> _EXERCISE_
Lines containing the word "name" should be extracted in full.

> _Extracts from a graphics dataset_
__________________________________________________

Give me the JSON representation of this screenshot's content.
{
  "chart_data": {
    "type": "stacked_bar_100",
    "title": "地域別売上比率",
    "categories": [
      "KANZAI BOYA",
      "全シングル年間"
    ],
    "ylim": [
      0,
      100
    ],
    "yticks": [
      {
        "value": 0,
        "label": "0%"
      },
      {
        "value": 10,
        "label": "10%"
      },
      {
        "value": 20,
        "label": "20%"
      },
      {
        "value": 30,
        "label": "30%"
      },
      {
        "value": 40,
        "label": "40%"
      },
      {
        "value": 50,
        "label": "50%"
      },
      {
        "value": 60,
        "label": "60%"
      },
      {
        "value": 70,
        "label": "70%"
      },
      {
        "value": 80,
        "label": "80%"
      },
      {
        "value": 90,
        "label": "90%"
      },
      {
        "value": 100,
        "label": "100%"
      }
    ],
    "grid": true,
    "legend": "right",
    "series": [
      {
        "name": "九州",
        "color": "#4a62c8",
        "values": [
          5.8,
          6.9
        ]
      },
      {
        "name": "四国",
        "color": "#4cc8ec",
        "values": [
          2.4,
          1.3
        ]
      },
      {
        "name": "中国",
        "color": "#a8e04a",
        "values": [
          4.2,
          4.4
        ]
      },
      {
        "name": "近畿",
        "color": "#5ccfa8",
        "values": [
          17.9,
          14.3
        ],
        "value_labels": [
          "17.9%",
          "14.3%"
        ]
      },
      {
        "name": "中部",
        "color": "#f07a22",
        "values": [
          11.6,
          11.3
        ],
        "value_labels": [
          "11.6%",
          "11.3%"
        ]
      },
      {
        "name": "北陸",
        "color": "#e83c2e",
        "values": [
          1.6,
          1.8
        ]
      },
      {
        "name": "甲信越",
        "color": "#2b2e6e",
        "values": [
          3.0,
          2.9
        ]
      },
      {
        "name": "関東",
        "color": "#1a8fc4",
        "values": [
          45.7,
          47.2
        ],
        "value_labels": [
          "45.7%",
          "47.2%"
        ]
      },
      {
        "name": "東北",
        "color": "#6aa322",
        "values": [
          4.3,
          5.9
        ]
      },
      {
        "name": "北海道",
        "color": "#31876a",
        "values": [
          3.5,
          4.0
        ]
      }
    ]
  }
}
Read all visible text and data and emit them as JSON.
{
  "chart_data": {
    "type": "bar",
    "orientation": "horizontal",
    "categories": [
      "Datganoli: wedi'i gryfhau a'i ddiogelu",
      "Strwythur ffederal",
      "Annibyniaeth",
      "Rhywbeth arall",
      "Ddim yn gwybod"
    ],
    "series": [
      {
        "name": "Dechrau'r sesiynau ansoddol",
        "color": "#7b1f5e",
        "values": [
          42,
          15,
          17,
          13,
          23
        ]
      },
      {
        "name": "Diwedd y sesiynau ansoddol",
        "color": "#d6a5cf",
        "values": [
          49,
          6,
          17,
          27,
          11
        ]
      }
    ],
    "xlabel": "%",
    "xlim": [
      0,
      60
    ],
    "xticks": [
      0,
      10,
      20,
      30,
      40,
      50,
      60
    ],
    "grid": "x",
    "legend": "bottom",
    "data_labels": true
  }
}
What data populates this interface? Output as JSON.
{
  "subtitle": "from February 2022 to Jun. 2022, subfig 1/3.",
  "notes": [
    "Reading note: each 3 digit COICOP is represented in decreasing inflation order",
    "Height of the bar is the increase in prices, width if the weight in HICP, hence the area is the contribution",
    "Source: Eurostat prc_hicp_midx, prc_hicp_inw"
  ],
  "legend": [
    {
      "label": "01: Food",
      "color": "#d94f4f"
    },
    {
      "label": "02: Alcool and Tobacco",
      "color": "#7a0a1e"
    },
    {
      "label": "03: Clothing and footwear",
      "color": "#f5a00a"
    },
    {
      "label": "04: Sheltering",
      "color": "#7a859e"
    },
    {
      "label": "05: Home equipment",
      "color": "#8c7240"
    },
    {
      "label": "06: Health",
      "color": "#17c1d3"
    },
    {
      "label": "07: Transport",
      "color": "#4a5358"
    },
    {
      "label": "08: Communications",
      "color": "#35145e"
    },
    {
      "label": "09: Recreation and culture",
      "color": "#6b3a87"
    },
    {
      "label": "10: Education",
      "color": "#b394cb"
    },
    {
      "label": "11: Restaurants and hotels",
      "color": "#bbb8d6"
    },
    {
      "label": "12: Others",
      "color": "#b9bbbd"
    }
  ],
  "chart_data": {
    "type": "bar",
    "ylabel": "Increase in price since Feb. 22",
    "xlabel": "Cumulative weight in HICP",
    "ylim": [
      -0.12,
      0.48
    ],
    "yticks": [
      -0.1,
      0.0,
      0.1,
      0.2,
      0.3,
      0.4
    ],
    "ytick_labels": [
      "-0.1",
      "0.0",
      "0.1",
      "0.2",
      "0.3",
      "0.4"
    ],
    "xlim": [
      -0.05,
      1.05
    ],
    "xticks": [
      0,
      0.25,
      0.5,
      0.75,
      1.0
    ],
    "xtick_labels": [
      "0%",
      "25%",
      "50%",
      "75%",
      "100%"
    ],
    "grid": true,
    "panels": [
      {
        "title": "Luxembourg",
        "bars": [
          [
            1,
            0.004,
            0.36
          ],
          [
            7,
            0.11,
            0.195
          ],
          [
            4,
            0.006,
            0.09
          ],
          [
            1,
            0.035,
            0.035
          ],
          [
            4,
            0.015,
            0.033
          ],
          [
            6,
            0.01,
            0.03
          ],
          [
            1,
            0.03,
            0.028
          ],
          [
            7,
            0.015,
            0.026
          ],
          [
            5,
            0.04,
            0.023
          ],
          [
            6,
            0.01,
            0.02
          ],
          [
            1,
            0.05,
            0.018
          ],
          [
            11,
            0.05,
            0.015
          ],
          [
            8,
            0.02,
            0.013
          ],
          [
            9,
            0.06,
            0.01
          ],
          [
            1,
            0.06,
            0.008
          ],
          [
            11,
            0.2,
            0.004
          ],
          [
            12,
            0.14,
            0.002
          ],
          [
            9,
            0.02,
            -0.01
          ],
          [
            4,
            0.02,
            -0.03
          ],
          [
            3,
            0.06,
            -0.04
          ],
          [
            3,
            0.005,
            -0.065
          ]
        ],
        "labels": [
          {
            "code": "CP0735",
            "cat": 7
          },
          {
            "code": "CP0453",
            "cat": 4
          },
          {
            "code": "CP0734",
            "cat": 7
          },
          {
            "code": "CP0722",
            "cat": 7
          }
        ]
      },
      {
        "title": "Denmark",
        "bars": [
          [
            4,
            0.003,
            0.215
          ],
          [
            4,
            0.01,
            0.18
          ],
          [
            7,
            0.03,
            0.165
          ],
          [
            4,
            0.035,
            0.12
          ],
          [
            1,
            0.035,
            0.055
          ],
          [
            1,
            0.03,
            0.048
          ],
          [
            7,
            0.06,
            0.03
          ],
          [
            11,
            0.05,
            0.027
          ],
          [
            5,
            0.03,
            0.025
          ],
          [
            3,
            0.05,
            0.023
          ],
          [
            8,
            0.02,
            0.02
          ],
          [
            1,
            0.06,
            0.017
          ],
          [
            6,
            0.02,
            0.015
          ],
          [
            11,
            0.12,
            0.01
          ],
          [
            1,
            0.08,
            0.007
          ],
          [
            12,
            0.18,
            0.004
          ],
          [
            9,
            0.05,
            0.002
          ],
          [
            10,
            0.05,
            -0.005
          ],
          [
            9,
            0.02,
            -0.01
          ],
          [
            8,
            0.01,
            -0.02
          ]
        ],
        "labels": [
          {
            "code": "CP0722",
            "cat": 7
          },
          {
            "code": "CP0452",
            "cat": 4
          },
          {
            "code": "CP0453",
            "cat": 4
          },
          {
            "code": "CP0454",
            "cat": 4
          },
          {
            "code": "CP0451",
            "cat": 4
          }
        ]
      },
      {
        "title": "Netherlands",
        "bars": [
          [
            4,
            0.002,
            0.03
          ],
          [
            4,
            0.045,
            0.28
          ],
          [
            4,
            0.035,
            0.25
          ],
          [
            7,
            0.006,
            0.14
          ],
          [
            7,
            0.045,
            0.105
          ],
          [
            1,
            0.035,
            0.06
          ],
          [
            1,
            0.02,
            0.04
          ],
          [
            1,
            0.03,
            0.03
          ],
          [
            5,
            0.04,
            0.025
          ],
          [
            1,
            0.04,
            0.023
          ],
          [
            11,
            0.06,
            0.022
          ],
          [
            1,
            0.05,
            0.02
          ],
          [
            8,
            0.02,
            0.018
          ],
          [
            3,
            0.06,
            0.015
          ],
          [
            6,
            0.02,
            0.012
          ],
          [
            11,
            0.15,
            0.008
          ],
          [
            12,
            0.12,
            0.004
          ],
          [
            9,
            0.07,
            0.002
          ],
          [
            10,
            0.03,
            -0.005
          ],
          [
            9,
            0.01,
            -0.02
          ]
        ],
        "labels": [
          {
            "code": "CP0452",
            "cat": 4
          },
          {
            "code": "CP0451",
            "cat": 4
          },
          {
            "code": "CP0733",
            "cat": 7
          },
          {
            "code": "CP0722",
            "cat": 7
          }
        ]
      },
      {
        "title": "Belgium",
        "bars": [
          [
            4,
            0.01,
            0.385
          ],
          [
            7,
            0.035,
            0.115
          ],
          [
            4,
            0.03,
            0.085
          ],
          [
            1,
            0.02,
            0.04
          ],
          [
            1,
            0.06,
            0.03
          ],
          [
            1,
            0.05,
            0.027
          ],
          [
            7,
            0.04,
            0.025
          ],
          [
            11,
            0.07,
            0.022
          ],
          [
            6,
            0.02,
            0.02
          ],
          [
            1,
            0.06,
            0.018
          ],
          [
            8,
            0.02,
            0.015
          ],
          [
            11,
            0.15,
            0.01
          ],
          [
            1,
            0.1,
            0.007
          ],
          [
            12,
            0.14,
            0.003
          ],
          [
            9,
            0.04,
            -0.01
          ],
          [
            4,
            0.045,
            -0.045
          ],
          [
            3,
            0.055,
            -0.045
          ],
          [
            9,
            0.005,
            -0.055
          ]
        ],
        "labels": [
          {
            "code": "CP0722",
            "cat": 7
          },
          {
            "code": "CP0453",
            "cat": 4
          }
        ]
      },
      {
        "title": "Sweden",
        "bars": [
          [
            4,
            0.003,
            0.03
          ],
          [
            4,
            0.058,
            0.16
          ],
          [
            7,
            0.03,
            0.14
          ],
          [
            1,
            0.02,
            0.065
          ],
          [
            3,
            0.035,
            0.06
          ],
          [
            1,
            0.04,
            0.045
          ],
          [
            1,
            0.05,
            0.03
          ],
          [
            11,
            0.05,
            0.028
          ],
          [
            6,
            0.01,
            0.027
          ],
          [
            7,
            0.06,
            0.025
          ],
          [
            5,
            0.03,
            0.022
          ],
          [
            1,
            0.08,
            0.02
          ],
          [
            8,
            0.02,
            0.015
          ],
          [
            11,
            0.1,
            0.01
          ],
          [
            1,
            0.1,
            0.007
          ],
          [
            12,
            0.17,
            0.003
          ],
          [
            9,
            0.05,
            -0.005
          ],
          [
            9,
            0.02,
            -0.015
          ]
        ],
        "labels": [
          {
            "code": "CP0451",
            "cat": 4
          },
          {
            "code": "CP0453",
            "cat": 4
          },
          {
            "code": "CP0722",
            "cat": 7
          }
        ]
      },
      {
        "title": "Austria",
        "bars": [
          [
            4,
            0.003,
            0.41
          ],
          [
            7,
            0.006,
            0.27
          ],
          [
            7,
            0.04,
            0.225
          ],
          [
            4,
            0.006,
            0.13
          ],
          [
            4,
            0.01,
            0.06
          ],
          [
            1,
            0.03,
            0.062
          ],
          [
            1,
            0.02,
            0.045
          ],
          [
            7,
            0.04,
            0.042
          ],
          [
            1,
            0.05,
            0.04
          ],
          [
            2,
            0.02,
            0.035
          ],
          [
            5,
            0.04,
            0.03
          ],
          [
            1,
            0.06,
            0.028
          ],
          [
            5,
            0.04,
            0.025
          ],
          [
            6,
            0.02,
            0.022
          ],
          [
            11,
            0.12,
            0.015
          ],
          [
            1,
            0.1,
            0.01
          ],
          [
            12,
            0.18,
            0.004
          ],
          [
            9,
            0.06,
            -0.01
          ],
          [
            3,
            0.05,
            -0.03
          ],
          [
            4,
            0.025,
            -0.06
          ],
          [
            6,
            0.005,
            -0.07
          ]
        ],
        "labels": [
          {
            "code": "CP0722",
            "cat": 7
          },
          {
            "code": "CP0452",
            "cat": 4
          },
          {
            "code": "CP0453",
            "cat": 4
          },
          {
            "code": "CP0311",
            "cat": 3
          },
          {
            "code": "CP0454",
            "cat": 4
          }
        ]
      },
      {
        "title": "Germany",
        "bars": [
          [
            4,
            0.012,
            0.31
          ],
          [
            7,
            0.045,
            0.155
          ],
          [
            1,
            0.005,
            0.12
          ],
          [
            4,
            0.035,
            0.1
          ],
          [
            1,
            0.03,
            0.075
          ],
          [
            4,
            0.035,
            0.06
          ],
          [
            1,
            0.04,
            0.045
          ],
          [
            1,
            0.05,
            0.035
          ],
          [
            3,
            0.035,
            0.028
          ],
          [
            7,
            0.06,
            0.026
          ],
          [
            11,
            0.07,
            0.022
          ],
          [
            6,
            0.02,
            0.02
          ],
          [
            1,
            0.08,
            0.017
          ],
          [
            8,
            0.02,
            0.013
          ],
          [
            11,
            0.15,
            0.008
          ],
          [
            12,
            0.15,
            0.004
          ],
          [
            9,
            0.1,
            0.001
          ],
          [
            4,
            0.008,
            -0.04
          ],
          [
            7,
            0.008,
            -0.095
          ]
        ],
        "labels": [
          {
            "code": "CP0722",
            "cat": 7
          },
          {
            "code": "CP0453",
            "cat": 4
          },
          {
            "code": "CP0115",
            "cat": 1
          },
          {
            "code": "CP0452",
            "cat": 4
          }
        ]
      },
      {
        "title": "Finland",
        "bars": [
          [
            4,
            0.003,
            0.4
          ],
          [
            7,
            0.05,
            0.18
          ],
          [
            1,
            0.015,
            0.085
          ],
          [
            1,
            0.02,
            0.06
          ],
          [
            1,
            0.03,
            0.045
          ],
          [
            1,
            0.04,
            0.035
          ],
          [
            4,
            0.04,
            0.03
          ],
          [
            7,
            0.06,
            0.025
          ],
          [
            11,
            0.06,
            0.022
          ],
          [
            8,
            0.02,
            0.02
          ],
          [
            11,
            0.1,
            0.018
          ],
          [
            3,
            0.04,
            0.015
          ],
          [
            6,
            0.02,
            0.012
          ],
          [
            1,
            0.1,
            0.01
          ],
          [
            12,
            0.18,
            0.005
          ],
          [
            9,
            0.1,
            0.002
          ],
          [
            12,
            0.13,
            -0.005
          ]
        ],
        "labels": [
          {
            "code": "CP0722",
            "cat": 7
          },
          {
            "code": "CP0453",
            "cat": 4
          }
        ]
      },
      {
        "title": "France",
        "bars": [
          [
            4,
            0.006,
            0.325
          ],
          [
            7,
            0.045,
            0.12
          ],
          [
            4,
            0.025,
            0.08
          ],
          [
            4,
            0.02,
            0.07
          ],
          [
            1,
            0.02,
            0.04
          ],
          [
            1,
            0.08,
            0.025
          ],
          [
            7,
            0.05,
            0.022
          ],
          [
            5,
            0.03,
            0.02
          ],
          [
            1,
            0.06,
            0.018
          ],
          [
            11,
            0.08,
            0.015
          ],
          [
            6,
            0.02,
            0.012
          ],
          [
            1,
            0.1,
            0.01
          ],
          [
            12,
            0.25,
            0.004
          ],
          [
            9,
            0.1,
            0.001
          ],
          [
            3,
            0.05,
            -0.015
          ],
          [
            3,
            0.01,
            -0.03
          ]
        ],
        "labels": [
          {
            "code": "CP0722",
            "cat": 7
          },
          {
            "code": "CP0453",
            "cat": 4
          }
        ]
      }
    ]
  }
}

__________________________________________________

> _ANSWER TO THE EXERCISE_
        "name": "九州",
        "name": "四国",
        "name": "中国",
        "name": "近畿",
        "name": "中部",
        "name": "北陸",
        "name": "甲信越",
        "name": "関東",
        "name": "東北",
        "name": "北海道",
        "name": "Dechrau'r sesiynau ansoddol",
        "name": "Diwedd y sesiynau ansoddol",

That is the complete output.